BEGIN ROWS
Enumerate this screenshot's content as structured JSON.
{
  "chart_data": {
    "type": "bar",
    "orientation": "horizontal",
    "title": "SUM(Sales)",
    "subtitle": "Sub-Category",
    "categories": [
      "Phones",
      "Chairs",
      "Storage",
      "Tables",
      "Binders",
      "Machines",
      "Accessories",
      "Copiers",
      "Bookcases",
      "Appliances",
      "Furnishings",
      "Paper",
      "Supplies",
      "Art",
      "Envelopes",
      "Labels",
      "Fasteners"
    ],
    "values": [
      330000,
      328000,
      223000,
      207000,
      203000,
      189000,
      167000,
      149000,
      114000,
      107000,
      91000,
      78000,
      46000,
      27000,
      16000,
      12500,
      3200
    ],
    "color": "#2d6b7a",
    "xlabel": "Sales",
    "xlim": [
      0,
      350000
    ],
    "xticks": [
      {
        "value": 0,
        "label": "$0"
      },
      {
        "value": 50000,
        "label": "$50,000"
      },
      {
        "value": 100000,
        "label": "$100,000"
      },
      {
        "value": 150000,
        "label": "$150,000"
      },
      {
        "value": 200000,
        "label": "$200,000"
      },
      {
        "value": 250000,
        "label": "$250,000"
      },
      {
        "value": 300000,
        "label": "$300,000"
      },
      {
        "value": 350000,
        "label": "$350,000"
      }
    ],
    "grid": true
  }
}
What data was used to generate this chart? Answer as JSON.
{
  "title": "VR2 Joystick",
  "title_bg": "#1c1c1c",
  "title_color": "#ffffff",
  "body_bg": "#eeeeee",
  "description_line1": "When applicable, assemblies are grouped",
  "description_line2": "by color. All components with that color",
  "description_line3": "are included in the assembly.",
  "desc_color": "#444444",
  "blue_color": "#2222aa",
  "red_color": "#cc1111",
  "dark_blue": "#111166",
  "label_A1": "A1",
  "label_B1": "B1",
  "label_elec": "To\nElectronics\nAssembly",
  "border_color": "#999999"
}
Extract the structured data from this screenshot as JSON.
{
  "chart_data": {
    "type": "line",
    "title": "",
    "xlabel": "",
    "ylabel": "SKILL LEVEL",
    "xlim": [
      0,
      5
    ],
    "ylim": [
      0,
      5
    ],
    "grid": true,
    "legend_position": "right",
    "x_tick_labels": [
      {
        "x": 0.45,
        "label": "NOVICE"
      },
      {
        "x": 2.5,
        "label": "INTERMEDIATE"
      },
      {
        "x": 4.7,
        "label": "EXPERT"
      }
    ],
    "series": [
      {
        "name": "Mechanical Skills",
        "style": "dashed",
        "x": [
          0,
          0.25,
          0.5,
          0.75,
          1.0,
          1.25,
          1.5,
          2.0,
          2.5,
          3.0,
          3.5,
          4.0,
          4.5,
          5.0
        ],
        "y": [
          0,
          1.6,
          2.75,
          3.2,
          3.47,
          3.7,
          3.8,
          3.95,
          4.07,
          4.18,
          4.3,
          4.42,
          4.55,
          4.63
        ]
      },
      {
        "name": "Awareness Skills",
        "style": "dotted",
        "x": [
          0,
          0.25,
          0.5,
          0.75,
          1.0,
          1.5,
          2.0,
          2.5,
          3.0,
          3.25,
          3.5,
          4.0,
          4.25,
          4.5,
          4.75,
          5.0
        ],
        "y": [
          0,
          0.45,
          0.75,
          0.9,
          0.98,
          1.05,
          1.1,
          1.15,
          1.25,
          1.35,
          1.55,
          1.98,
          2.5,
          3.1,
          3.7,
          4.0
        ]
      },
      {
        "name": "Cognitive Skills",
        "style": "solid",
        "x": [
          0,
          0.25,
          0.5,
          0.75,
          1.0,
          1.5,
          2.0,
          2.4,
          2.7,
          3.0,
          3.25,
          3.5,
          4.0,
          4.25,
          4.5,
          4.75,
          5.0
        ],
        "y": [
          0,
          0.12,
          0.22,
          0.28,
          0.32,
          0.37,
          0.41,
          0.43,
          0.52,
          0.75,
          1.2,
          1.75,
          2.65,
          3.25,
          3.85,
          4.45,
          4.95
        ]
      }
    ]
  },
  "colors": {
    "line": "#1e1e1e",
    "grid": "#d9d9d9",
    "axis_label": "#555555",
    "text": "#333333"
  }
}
END ROWS
-- EXERCISE DESCRIPTION --
Check each line of the records for the word "Skills", and show the lines that contain it.

-- IN RESPONSE --
        "name": "Mechanical Skills",
        "name": "Awareness Skills",
        "name": "Cognitive Skills",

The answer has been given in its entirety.